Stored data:
::::::::::

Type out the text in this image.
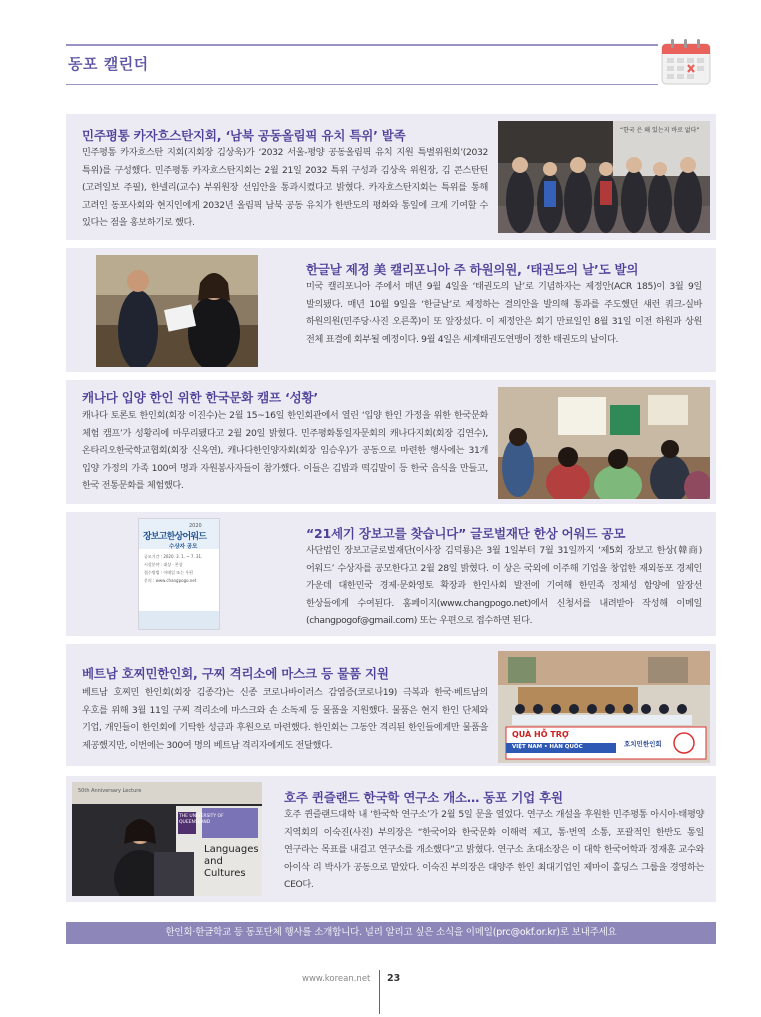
동포 캘린더
민주평통 카자흐스탄지회, ‘남북 공동올림픽 유치 특위’ 발족
민주평통 카자흐스탄 지회(지회장 김상욱)가 ‘2032 서울-평양 공동올림픽 유치 지원 특별위원회’(2032 특위)를 구성했다. 민주평통 카자흐스탄지회는 2월 21일 2032 특위 구성과 김상욱 위원장, 김 콘스탄틴(고려일보 주필), 한넬리(교수) 부위원장 선임안을 통과시켰다고 밝혔다. 카자흐스탄지회는 특위를 통해 고려인 동포사회와 현지인에게 2032년 올림픽 남북 공동 유치가 한반도의 평화와 통일에 크게 기여할 수 있다는 점을 홍보하기로 했다.
“한국 은 왜 있는지 바로 없다”
한글날 제정 美 캘리포니아 주 하원의원, ‘태권도의 날’도 발의
미국 캘리포니아 주에서 매년 9월 4일을 ‘태권도의 날’로 기념하자는 제정안(ACR 185)이 3월 9일 발의됐다. 매년 10월 9일을 ‘한글날’로 제정하는 결의안을 발의해 통과를 주도했던 섀런 쿼크-실바 하원의원(민주당·사진 오른쪽)이 또 앞장섰다. 이 제정안은 회기 만료일인 8월 31일 이전 하원과 상원 전체 표결에 회부될 예정이다. 9월 4일은 세계태권도연맹이 정한 태권도의 날이다.
캐나다 입양 한인 위한 한국문화 캠프 ‘성황’
캐나다 토론토 한인회(회장 이진수)는 2월 15~16일 한인회관에서 열린 ‘입양 한인 가정을 위한 한국문화 체험 캠프’가 성황리에 마무리됐다고 2월 20일 밝혔다. 민주평화통일자문회의 캐나다지회(회장 김연수), 온타리오한국학교협회(회장 신옥연), 캐나다한인양자회(회장 임승우)가 공동으로 마련한 행사에는 31개 입양 가정의 가족 100여 명과 자원봉사자들이 참가했다. 이들은 김밥과 떡김말이 등 한국 음식을 만들고, 한국 전통문화를 체험했다.
2020
장보고한상어워드
수상자 공모
공모기간 : 2020. 3. 1. ~ 7. 31.
시상분야 : 대상 · 본상
접수방법 : 이메일 또는 우편
문의 : www.changpogo.net
“21세기 장보고를 찾습니다” 글로벌재단 한상 어워드 공모
사단법인 장보고글로벌재단(이사장 김덕룡)은 3월 1일부터 7월 31일까지 ‘제5회 장보고 한상(韓商) 어워드’ 수상자를 공모한다고 2월 28일 밝혔다. 이 상은 국외에 이주해 기업을 창업한 재외동포 경제인 가운데 대한민국 경제·문화영토 확장과 한인사회 발전에 기여해 한민족 정체성 함양에 앞장선 한상들에게 수여된다. 홈페이지(www.changpogo.net)에서 신청서를 내려받아 작성해 이메일(changpogof@gmail.com) 또는 우편으로 접수하면 된다.
베트남 호찌민한인회, 구찌 격리소에 마스크 등 물품 지원
베트남 호찌민 한인회(회장 김종각)는 신종 코로나바이러스 감염증(코로나19) 극복과 한국·베트남의 우호를 위해 3월 11일 구찌 격리소에 마스크와 손 소독제 등 물품을 지원했다. 물품은 현지 한인 단체와 기업, 개인들이 한인회에 기탁한 성금과 후원으로 마련했다. 한인회는 그동안 격리된 한인들에게만 물품을 제공했지만, 이번에는 300여 명의 베트남 격리자에게도 전달했다.
QUÀ HỖ TRỢ
VIỆT NAM • HÀN QUỐC	호치민한인회
50th Anniversary Lecture
THE UNIVERSITY OF QUEENSLAND
Languages and Cultures
호주 퀸즐랜드 한국학 연구소 개소… 동포 기업 후원
호주 퀸즐랜드대학 내 ‘한국학 연구소’가 2월 5일 문을 열었다. 연구소 개설을 후원한 민주평통 아시아·태평양 지역회의 이숙진(사진) 부의장은 “한국어와 한국문화 이해력 제고, 통·번역 소통, 포괄적인 한반도 통일 연구라는 목표를 내걸고 연구소를 개소했다”고 밝혔다. 연구소 초대소장은 이 대학 한국어학과 정재훈 교수와 아이삭 리 박사가 공동으로 맡았다. 이숙진 부의장은 대양주 한인 최대기업인 제마이 홀딩스 그룹을 경영하는 CEO다.
한인회·한글학교 등 동포단체 행사를 소개합니다. 널리 알리고 싶은 소식을 이메일(prc@okf.or.kr)로 보내주세요
www.korean.net 23
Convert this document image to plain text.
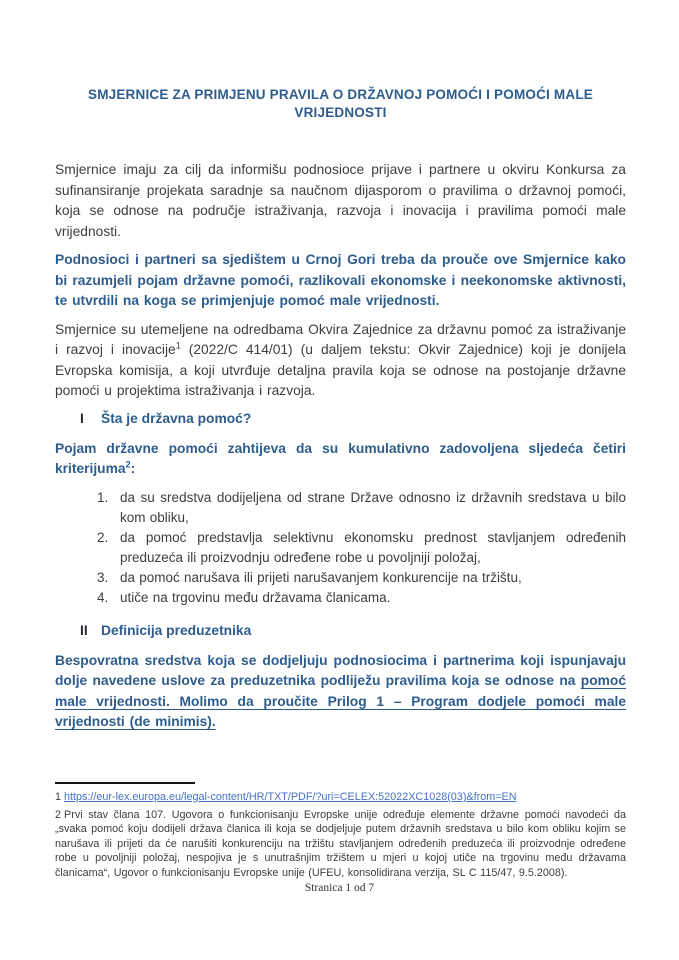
SMJERNICE ZA PRIMJENU PRAVILA O DRŽAVNOJ POMOĆI I POMOĆI MALE VRIJEDNOSTI

Smjernice imaju za cilj da informišu podnosioce prijave i partnere u okviru Konkursa za sufinansiranje projekata saradnje sa naučnom dijasporom o pravilima o državnoj pomoći, koja se odnose na područje istraživanja, razvoja i inovacija i pravilima pomoći male vrijednosti.

Podnosioci i partneri sa sjedištem u Crnoj Gori treba da prouče ove Smjernice kako bi razumjeli pojam državne pomoći, razlikovali ekonomske i neekonomske aktivnosti, te utvrdili na koga se primjenjuje pomoć male vrijednosti.

Smjernice su utemeljene na odredbama Okvira Zajednice za državnu pomoć za istraživanje i razvoj i inovacije$^1$ (2022/C 414/01) (u daljem tekstu: Okvir Zajednice) koji je donijela Evropska komisija, a koji utvrđuje detaljna pravila koja se odnose na postojanje državne pomoći u projektima istraživanja i razvoja.

I	Šta je državna pomoć?

Pojam državne pomoći zahtijeva da su kumulativno zadovoljena sljedeća četiri kriterijuma$^2$:

1. da su sredstva dodijeljena od strane Države odnosno iz državnih sredstava u bilo kom obliku,
2. da pomoć predstavlja selektivnu ekonomsku prednost stavljanjem određenih preduzeća ili proizvodnju određene robe u povoljniji položaj,
3. da pomoć narušava ili prijeti narušavanjem konkurencije na tržištu,
4. utiče na trgovinu među državama članicama.
II Definicija preduzetnika

Bespovratna sredstva koja se dodjeljuju podnosiocima i partnerima koji ispunjavaju dolje navedene uslove za preduzetnika podliježu pravilima koja se odnose na pomoć male vrijednosti. Molimo da proučite Prilog 1 – Program dodjele pomoći male vrijednosti (de minimis).

1 https://eur-lex.europa.eu/legal-content/HR/TXT/PDF/?uri=CELEX:52022XC1028(03)&from=EN
2 Prvi stav člana 107. Ugovora o funkcionisanju Evropske unije određuje elemente državne pomoći navodeći da „svaka pomoć koju dodijeli država članica ili koja se dodjeljuje putem državnih sredstava u bilo kom obliku kojim se narušava ili prijeti da će narušiti konkurenciju na tržištu stavljanjem određenih preduzeća ili proizvodnje određene robe u povoljniji položaj, nespojiva je s unutrašnjim tržištem u mjeri u kojoj utiče na trgovinu među državama članicama“, Ugovor o funkcionisanju Evropske unije (UFEU, konsolidirana verzija, SL C 115/47, 9.5.2008).
Stranica 1 od 7
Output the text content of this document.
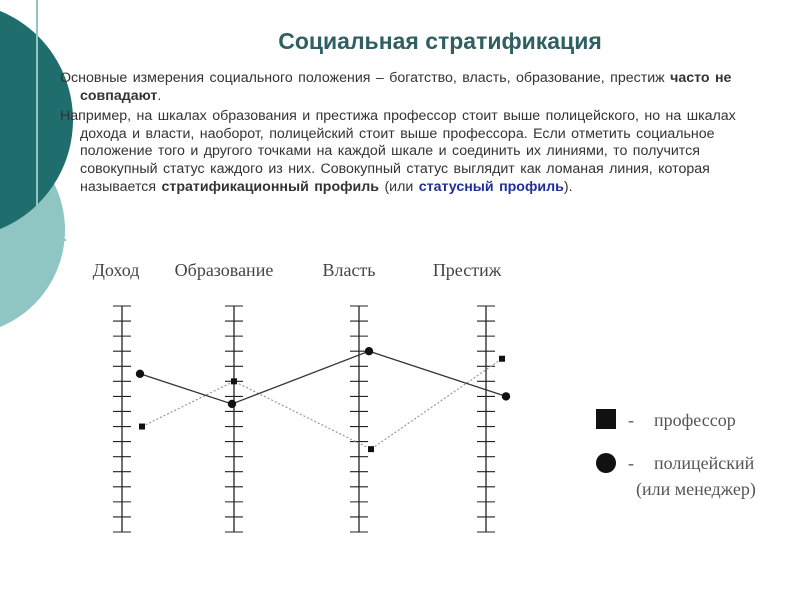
Социальная стратификация

Основные измерения социального положения – богатство, власть, образование, престиж часто не совпадают.

Например, на шкалах образования и престижа профессор стоит выше полицейского, но на шкалах дохода и власти, наоборот, полицейский стоит выше профессора. Если отметить социальное положение того и другого точками на каждой шкале и соединить их линиями, то получится совокупный статус каждого из них. Совокупный статус выглядит как ломаная линия, которая называется стратификационный профиль (или статусный профиль).

Доход Образование	Власть	Престиж
- профессор
- полицейский
(или менеджер)
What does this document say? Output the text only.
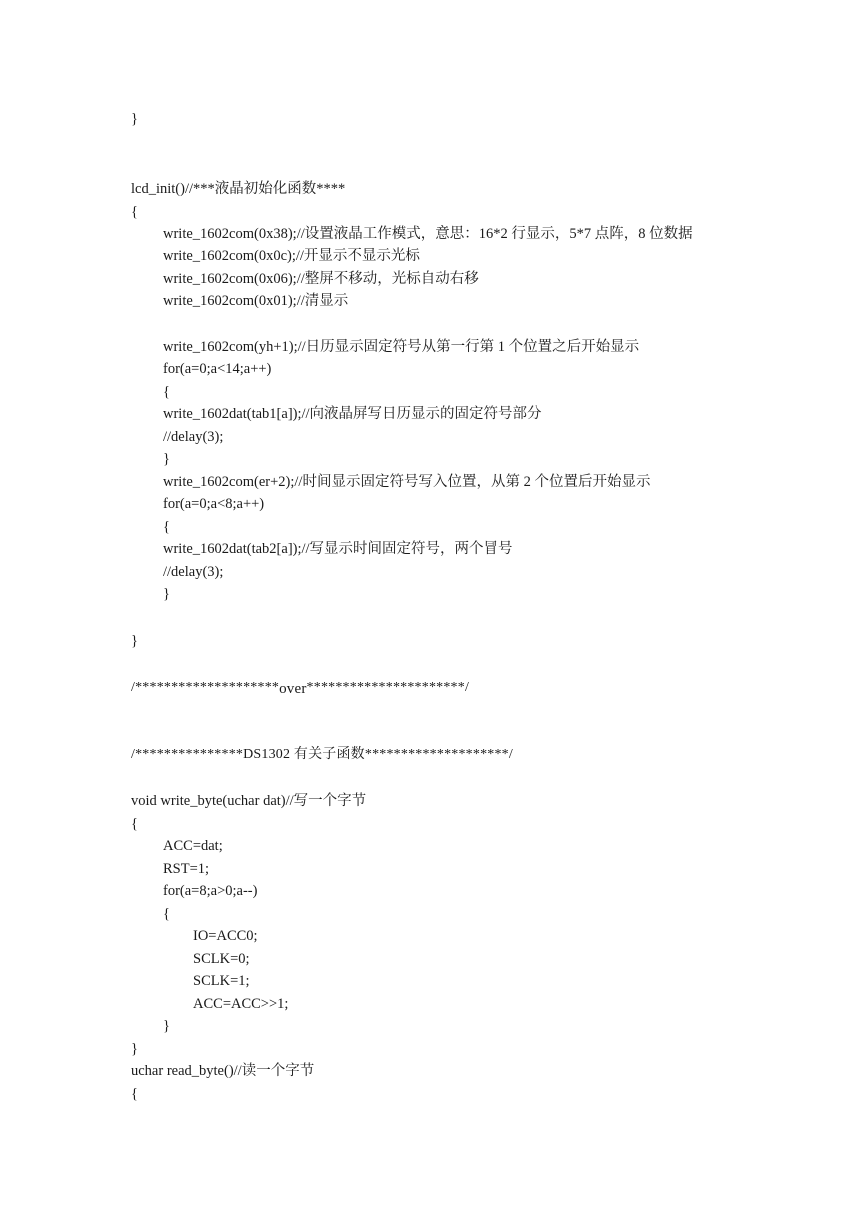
}
lcd_init()//***液晶初始化函数****
{
write_1602com(0x38);//设置液晶工作模式，意思：16*2 行显示，5*7 点阵，8 位数据
write_1602com(0x0c);//开显示不显示光标
write_1602com(0x06);//整屏不移动，光标自动右移
write_1602com(0x01);//清显示
write_1602com(yh+1);//日历显示固定符号从第一行第 1 个位置之后开始显示
for(a=0;a<14;a++)
{
write_1602dat(tab1[a]);//向液晶屏写日历显示的固定符号部分
//delay(3);
}
write_1602com(er+2);//时间显示固定符号写入位置，从第 2 个位置后开始显示
for(a=0;a<8;a++)
{
write_1602dat(tab2[a]);//写显示时间固定符号，两个冒号
//delay(3);
}
}
/********************over**********************/
/***************DS1302 有关子函数********************/
void write_byte(uchar dat)//写一个字节
{
ACC=dat;
RST=1;
for(a=8;a>0;a--)
{
IO=ACC0;
SCLK=0;
SCLK=1;
ACC=ACC>>1;
}
}
uchar read_byte()//读一个字节
{
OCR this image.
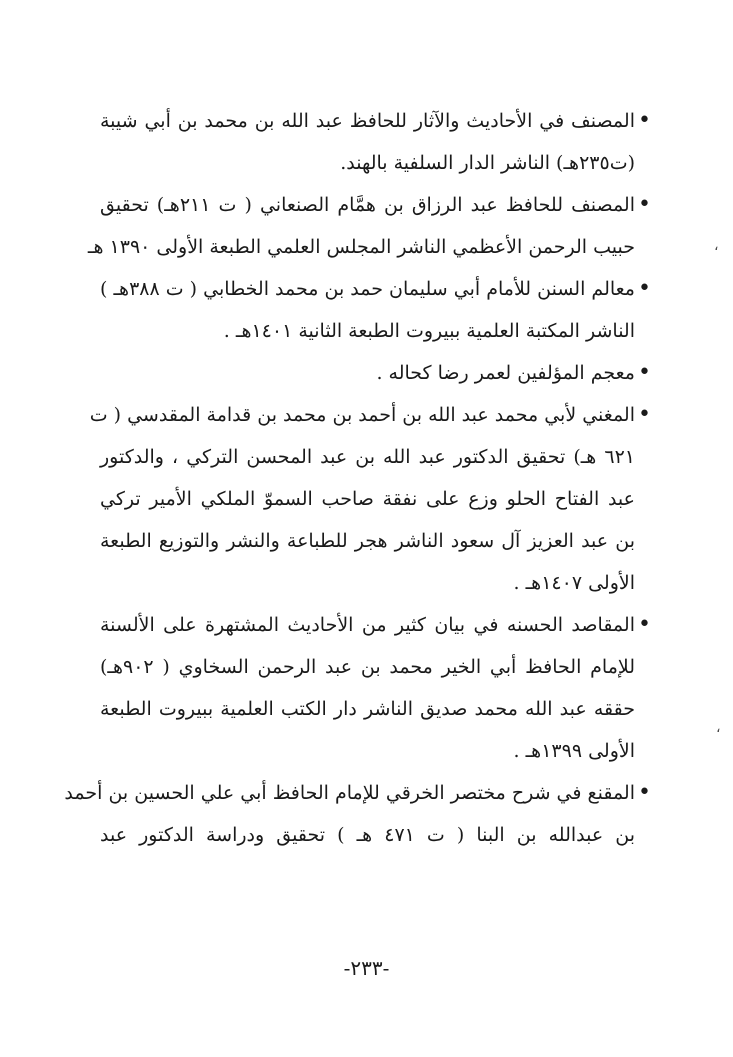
•
المصنف في الأحاديث والآثار للحافظ عبد الله بن محمد بن أبي شيبة
(ت٢٣٥هـ) الناشر الدار السلفية بالهند.
•
المصنف للحافظ عبد الرزاق بن همَّام الصنعاني ( ت ٢١١هـ) تحقيق
حبيب الرحمن الأعظمي الناشر المجلس العلمي الطبعة الأولى ١٣٩٠ هـ
•
معالم السنن للأمام أبي سليمان حمد بن محمد الخطابي ( ت ٣٨٨هـ )
الناشر المكتبة العلمية ببيروت الطبعة الثانية ١٤٠١هـ .
•
معجم المؤلفين لعمر رضا كحاله .
•
المغني لأبي محمد عبد الله بن أحمد بن محمد بن قدامة المقدسي ( ت
٦٢١ هـ) تحقيق الدكتور عبد الله بن عبد المحسن التركي ، والدكتور
عبد الفتاح الحلو وزع على نفقة صاحب السموّ الملكي الأمير تركي
بن عبد العزيز آل سعود الناشر هجر للطباعة والنشر والتوزيع الطبعة
الأولى ١٤٠٧هـ .
•
المقاصد الحسنه في بيان كثير من الأحاديث المشتهرة على الألسنة
للإمام الحافظ أبي الخير محمد بن عبد الرحمن السخاوي ( ٩٠٢هـ)
حققه عبد الله محمد صديق الناشر دار الكتب العلمية ببيروت الطبعة
الأولى ١٣٩٩هـ .
•
المقنع في شرح مختصر الخرقي للإمام الحافظ أبي علي الحسين بن أحمد
بن عبدالله بن البنا ( ت ٤٧١ هـ ) تحقيق ودراسة الدكتور عبد
-٢٣٣-
،
،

::::::::::

■ BRIEF
Check each line of the material above for "أحمد" and say how many lines contain it, giving the number alone.

■ OUTPUT
2